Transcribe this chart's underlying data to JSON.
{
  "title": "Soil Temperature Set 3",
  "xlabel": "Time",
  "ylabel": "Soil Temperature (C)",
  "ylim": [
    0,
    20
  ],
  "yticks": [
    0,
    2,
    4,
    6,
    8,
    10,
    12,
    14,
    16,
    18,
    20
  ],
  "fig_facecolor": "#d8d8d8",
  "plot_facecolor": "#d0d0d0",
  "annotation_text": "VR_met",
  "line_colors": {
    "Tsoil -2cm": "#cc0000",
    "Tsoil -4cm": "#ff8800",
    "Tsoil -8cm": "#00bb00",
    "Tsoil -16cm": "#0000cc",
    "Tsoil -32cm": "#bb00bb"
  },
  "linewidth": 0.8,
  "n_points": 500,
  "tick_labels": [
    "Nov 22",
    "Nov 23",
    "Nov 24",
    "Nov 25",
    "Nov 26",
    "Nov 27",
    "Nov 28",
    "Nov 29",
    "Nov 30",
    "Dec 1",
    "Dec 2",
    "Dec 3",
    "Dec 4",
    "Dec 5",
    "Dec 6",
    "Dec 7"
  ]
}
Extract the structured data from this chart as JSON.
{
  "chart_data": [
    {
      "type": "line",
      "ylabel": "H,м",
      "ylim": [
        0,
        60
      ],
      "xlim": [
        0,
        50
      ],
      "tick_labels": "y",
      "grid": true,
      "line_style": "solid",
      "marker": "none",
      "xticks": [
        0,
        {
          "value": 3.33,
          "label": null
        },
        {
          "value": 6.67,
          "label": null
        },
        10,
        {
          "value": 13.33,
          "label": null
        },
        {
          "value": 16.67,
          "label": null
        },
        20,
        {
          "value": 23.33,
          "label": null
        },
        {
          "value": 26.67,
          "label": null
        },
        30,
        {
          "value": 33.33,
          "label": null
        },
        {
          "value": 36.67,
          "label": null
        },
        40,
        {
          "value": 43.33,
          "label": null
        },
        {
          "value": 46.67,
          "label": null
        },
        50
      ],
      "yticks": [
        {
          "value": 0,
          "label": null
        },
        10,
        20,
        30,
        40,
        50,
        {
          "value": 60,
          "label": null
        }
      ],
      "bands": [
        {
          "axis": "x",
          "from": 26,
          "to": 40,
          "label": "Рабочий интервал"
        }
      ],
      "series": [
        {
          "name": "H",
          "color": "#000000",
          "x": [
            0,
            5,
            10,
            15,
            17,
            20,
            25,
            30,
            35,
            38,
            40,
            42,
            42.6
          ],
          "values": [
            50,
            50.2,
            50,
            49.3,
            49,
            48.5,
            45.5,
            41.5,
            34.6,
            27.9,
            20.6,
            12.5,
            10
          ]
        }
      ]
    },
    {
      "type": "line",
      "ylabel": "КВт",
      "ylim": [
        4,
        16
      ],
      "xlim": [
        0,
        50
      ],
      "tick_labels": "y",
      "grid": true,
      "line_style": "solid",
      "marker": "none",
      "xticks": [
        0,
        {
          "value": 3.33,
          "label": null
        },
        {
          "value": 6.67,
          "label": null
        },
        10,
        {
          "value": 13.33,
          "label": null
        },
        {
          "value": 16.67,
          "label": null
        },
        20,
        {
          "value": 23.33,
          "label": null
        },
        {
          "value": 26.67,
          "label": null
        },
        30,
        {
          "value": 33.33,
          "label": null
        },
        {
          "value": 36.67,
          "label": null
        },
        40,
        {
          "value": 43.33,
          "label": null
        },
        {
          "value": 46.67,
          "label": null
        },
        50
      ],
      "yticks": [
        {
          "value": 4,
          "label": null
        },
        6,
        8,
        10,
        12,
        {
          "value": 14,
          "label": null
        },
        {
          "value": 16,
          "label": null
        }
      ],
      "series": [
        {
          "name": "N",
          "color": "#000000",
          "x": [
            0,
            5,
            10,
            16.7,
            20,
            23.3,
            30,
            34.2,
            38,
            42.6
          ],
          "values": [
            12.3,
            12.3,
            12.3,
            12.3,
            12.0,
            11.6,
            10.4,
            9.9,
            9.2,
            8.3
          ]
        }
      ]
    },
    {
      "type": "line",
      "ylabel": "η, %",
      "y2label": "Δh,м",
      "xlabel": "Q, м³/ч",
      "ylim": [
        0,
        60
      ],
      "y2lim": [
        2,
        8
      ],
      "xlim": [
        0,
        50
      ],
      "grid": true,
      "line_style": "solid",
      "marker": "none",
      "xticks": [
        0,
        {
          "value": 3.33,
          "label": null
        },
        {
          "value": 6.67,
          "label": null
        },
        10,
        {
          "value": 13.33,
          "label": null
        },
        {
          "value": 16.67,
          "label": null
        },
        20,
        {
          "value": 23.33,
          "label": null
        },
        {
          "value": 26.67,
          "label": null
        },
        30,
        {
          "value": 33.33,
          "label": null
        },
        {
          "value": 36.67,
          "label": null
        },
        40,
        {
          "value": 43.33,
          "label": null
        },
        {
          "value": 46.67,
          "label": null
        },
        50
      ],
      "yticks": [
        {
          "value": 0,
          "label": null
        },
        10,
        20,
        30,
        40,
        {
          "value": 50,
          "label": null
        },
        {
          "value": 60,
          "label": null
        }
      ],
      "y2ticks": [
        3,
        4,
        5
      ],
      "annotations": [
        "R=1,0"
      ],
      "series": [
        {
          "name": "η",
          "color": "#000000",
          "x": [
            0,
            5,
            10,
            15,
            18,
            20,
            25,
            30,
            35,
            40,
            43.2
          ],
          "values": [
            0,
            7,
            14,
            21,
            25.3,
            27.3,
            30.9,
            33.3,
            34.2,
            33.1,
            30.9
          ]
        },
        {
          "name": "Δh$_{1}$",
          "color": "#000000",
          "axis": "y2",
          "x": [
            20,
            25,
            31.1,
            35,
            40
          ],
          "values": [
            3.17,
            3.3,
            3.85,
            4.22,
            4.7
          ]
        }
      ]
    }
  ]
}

**Exercise task:** Nothing may be left out: return each entry exactly as it reads.

**Solution to this exercise:**
Transcribe this chart's underlying data to JSON.
{
  "title": "Soil Temperature Set 3",
  "xlabel": "Time",
  "ylabel": "Soil Temperature (C)",
  "ylim": [
    0,
    20
  ],
  "yticks": [
    0,
    2,
    4,
    6,
    8,
    10,
    12,
    14,
    16,
    18,
    20
  ],
  "fig_facecolor": "#d8d8d8",
  "plot_facecolor": "#d0d0d0",
  "annotation_text": "VR_met",
  "line_colors": {
    "Tsoil -2cm": "#cc0000",
    "Tsoil -4cm": "#ff8800",
    "Tsoil -8cm": "#00bb00",
    "Tsoil -16cm": "#0000cc",
    "Tsoil -32cm": "#bb00bb"
  },
  "linewidth": 0.8,
  "n_points": 500,
  "tick_labels": [
    "Nov 22",
    "Nov 23",
    "Nov 24",
    "Nov 25",
    "Nov 26",
    "Nov 27",
    "Nov 28",
    "Nov 29",
    "Nov 30",
    "Dec 1",
    "Dec 2",
    "Dec 3",
    "Dec 4",
    "Dec 5",
    "Dec 6",
    "Dec 7"
  ]
}
Extract the structured data from this chart as JSON.
{
  "chart_data": [
    {
      "type": "line",
      "ylabel": "H,м",
      "ylim": [
        0,
        60
      ],
      "xlim": [
        0,
        50
      ],
      "tick_labels": "y",
      "grid": true,
      "line_style": "solid",
      "marker": "none",
      "xticks": [
        0,
        {
          "value": 3.33,
          "label": null
        },
        {
          "value": 6.67,
          "label": null
        },
        10,
        {
          "value": 13.33,
          "label": null
        },
        {
          "value": 16.67,
          "label": null
        },
        20,
        {
          "value": 23.33,
          "label": null
        },
        {
          "value": 26.67,
          "label": null
        },
        30,
        {
          "value": 33.33,
          "label": null
        },
        {
          "value": 36.67,
          "label": null
        },
        40,
        {
          "value": 43.33,
          "label": null
        },
        {
          "value": 46.67,
          "label": null
        },
        50
      ],
      "yticks": [
        {
          "value": 0,
          "label": null
        },
        10,
        20,
        30,
        40,
        50,
        {
          "value": 60,
          "label": null
        }
      ],
      "bands": [
        {
          "axis": "x",
          "from": 26,
          "to": 40,
          "label": "Рабочий интервал"
        }
      ],
      "series": [
        {
          "name": "H",
          "color": "#000000",
          "x": [
            0,
            5,
            10,
            15,
            17,
            20,
            25,
            30,
            35,
            38,
            40,
            42,
            42.6
          ],
          "values": [
            50,
            50.2,
            50,
            49.3,
            49,
            48.5,
            45.5,
            41.5,
            34.6,
            27.9,
            20.6,
            12.5,
            10
          ]
        }
      ]
    },
    {
      "type": "line",
      "ylabel": "КВт",
      "ylim": [
        4,
        16
      ],
      "xlim": [
        0,
        50
      ],
      "tick_labels": "y",
      "grid": true,
      "line_style": "solid",
      "marker": "none",
      "xticks": [
        0,
        {
          "value": 3.33,
          "label": null
        },
        {
          "value": 6.67,
          "label": null
        },
        10,
        {
          "value": 13.33,
          "label": null
        },
        {
          "value": 16.67,
          "label": null
        },
        20,
        {
          "value": 23.33,
          "label": null
        },
        {
          "value": 26.67,
          "label": null
        },
        30,
        {
          "value": 33.33,
          "label": null
        },
        {
          "value": 36.67,
          "label": null
        },
        40,
        {
          "value": 43.33,
          "label": null
        },
        {
          "value": 46.67,
          "label": null
        },
        50
      ],
      "yticks": [
        {
          "value": 4,
          "label": null
        },
        6,
        8,
        10,
        12,
        {
          "value": 14,
          "label": null
        },
        {
          "value": 16,
          "label": null
        }
      ],
      "series": [
        {
          "name": "N",
          "color": "#000000",
          "x": [
            0,
            5,
            10,
            16.7,
            20,
            23.3,
            30,
            34.2,
            38,
            42.6
          ],
          "values": [
            12.3,
            12.3,
            12.3,
            12.3,
            12.0,
            11.6,
            10.4,
            9.9,
            9.2,
            8.3
          ]
        }
      ]
    },
    {
      "type": "line",
      "ylabel": "η, %",
      "y2label": "Δh,м",
      "xlabel": "Q, м³/ч",
      "ylim": [
        0,
        60
      ],
      "y2lim": [
        2,
        8
      ],
      "xlim": [
        0,
        50
      ],
      "grid": true,
      "line_style": "solid",
      "marker": "none",
      "xticks": [
        0,
        {
          "value": 3.33,
          "label": null
        },
        {
          "value": 6.67,
          "label": null
        },
        10,
        {
          "value": 13.33,
          "label": null
        },
        {
          "value": 16.67,
          "label": null
        },
        20,
        {
          "value": 23.33,
          "label": null
        },
        {
          "value": 26.67,
          "label": null
        },
        30,
        {
          "value": 33.33,
          "label": null
        },
        {
          "value": 36.67,
          "label": null
        },
        40,
        {
          "value": 43.33,
          "label": null
        },
        {
          "value": 46.67,
          "label": null
        },
        50
      ],
      "yticks": [
        {
          "value": 0,
          "label": null
        },
        10,
        20,
        30,
        40,
        {
          "value": 50,
          "label": null
        },
        {
          "value": 60,
          "label": null
        }
      ],
      "y2ticks": [
        3,
        4,
        5
      ],
      "annotations": [
        "R=1,0"
      ],
      "series": [
        {
          "name": "η",
          "color": "#000000",
          "x": [
            0,
            5,
            10,
            15,
            18,
            20,
            25,
            30,
            35,
            40,
            43.2
          ],
          "values": [
            0,
            7,
            14,
            21,
            25.3,
            27.3,
            30.9,
            33.3,
            34.2,
            33.1,
            30.9
          ]
        },
        {
          "name": "Δh$_{1}$",
          "color": "#000000",
          "axis": "y2",
          "x": [
            20,
            25,
            31.1,
            35,
            40
          ],
          "values": [
            3.17,
            3.3,
            3.85,
            4.22,
            4.7
          ]
        }
      ]
    }
  ]
}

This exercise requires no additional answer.